#### DIRECTION:
Reply with one number only: the count of lines below that contain the word "this".

(Collected data entries)

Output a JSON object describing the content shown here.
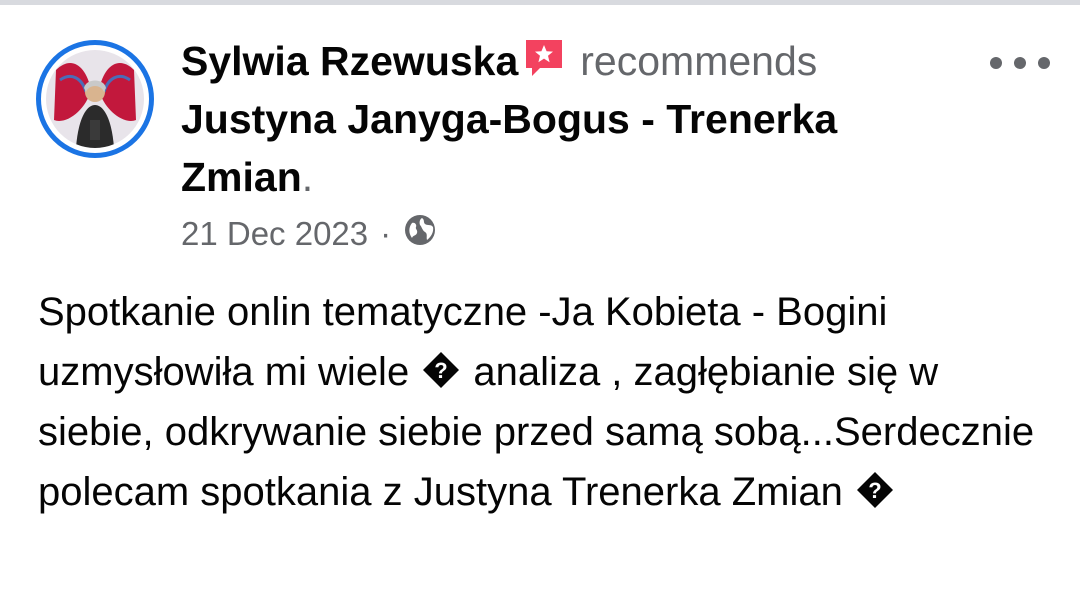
{
  "post": {
    "author": "Sylwia Rzewuska",
    "verb": "recommends",
    "page_name": "Justyna Janyga-Bogus - Trenerka Zmian",
    "period": ".",
    "date": "21 Dec 2023",
    "separator": "·",
    "audience_icon": "globe-icon",
    "badge_icon": "recommend-star-icon",
    "more_icon": "more-options-icon",
    "text_part1": "Spotkanie onlin tematyczne -Ja Kobieta - Bogini uzmysłowiła mi wiele ",
    "text_part2": " analiza , zagłębianie się w siebie, odkrywanie siebie przed samą sobą...Serdecznie polecam spotkania z Justyna Trenerka Zmian ",
    "colors": {
      "avatar_ring": "#1b74e4",
      "badge": "#f3425f",
      "secondary_text": "#65676b"
    }
  }
}
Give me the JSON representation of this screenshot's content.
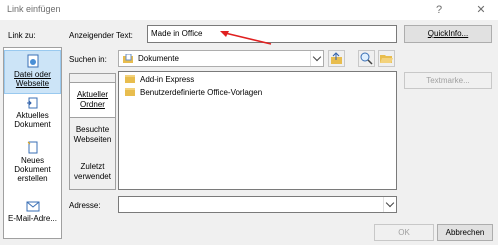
{
  "window": {
    "title": "Link einfügen",
    "help": "?",
    "close": "✕"
  },
  "link_to": {
    "label": "Link zu:",
    "items": [
      {
        "label": "Datei oder Webseite",
        "icon": "globe-page-icon",
        "selected": true
      },
      {
        "label": "Aktuelles Dokument",
        "icon": "document-arrow-icon",
        "selected": false
      },
      {
        "label": "Neues Dokument erstellen",
        "icon": "new-document-icon",
        "selected": false
      },
      {
        "label": "E-Mail-Adre...",
        "icon": "email-icon",
        "selected": false
      }
    ]
  },
  "display_text": {
    "label": "Anzeigender Text:",
    "value": "Made in Office"
  },
  "quickinfo_button": "QuickInfo...",
  "look_in": {
    "label": "Suchen in:",
    "value": "Dokumente"
  },
  "look_in_tabs": [
    {
      "label": "Aktueller Ordner",
      "selected": true
    },
    {
      "label": "Besuchte Webseiten",
      "selected": false
    },
    {
      "label": "Zuletzt verwendet",
      "selected": false
    }
  ],
  "files": [
    {
      "name": "Add-in Express",
      "icon": "folder-icon"
    },
    {
      "name": "Benutzerdefinierte Office-Vorlagen",
      "icon": "folder-icon"
    }
  ],
  "textmarke_button": "Textmarke...",
  "address": {
    "label": "Adresse:",
    "value": ""
  },
  "ok_button": "OK",
  "cancel_button": "Abbrechen",
  "colors": {
    "annotation_arrow": "#e02020",
    "selection": "#cce4f7"
  }
}
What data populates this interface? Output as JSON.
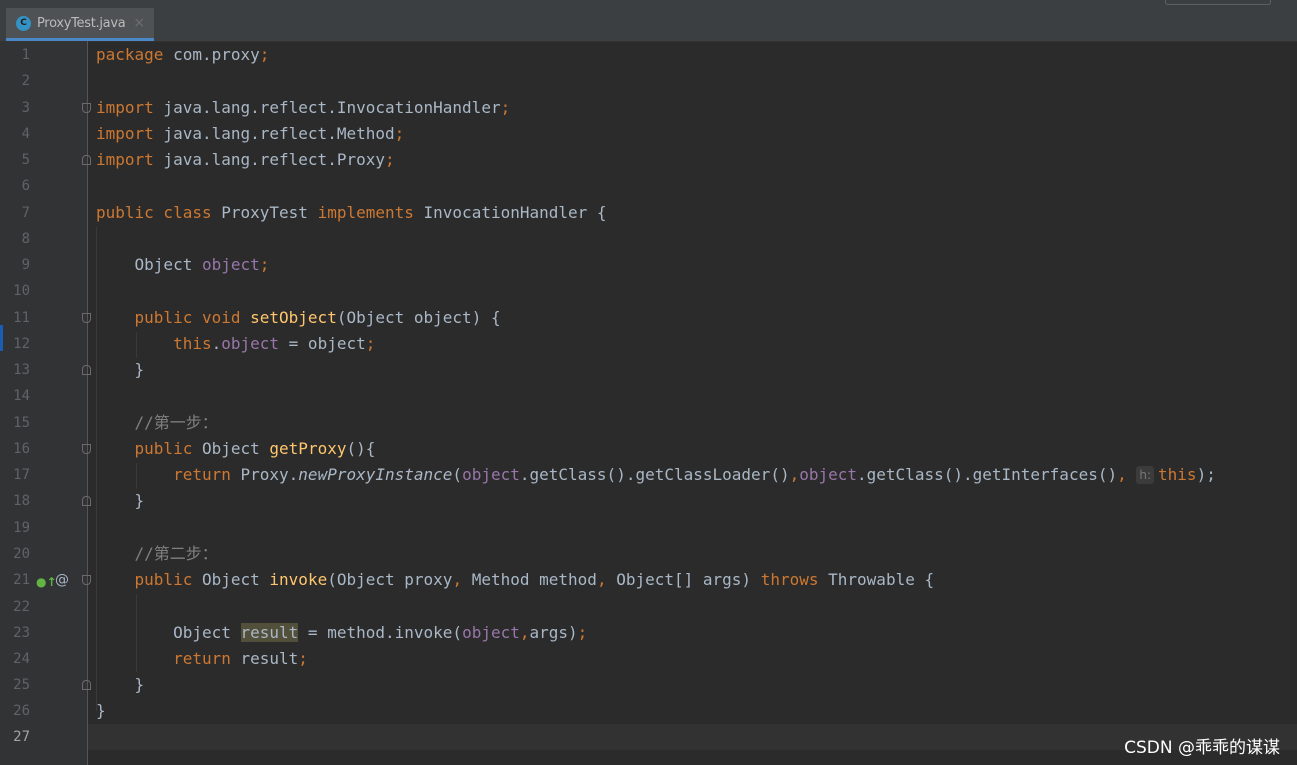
{
  "tab": {
    "icon_letter": "C",
    "filename": "ProxyTest.java",
    "close_glyph": "×"
  },
  "gutter_icons": {
    "implements_marker": "●↑",
    "annotation_marker": "@"
  },
  "param_hint": "h:",
  "watermark": "CSDN @乖乖的谋谋",
  "line_numbers": [
    "1",
    "2",
    "3",
    "4",
    "5",
    "6",
    "7",
    "8",
    "9",
    "10",
    "11",
    "12",
    "13",
    "14",
    "15",
    "16",
    "17",
    "18",
    "19",
    "20",
    "21",
    "22",
    "23",
    "24",
    "25",
    "26",
    "27"
  ],
  "code": {
    "l1": [
      "package",
      " com.proxy",
      ";"
    ],
    "l3": [
      "import",
      " java.lang.reflect.InvocationHandler",
      ";"
    ],
    "l4": [
      "import",
      " java.lang.reflect.Method",
      ";"
    ],
    "l5": [
      "import",
      " java.lang.reflect.Proxy",
      ";"
    ],
    "l7": [
      "public class",
      " ProxyTest ",
      "implements",
      " InvocationHandler {"
    ],
    "l9": [
      "    Object ",
      "object",
      ";"
    ],
    "l11": [
      "    public void ",
      "setObject",
      "(Object object) {"
    ],
    "l12": [
      "        ",
      "this",
      ".",
      "object",
      " = object",
      ";"
    ],
    "l13": [
      "    }"
    ],
    "l15": [
      "    //第一步："
    ],
    "l16": [
      "    public ",
      "Object ",
      "getProxy",
      "(){"
    ],
    "l17": [
      "        ",
      "return ",
      "Proxy.",
      "newProxyInstance",
      "(",
      "object",
      ".getClass().getClassLoader()",
      ",",
      "object",
      ".getClass().getInterfaces()",
      ", ",
      "this",
      ");"
    ],
    "l18": [
      "    }"
    ],
    "l20": [
      "    //第二步："
    ],
    "l21": [
      "    public ",
      "Object ",
      "invoke",
      "(Object proxy",
      ", ",
      "Method method",
      ", ",
      "Object[] args) ",
      "throws ",
      "Throwable {"
    ],
    "l23": [
      "        Object ",
      "result",
      " = method.invoke(",
      "object",
      ",",
      "args)",
      ";"
    ],
    "l24": [
      "        ",
      "return ",
      "result",
      ";"
    ],
    "l25": [
      "    }"
    ],
    "l26": [
      "}"
    ]
  },
  "colors": {
    "keyword": "#cc7832",
    "method_decl": "#ffc66d",
    "field": "#9876aa",
    "text": "#a9b7c6",
    "comment": "#808080",
    "background": "#2b2b2b",
    "gutter": "#313335"
  }
}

#### EXPECTED OUTPUT:
4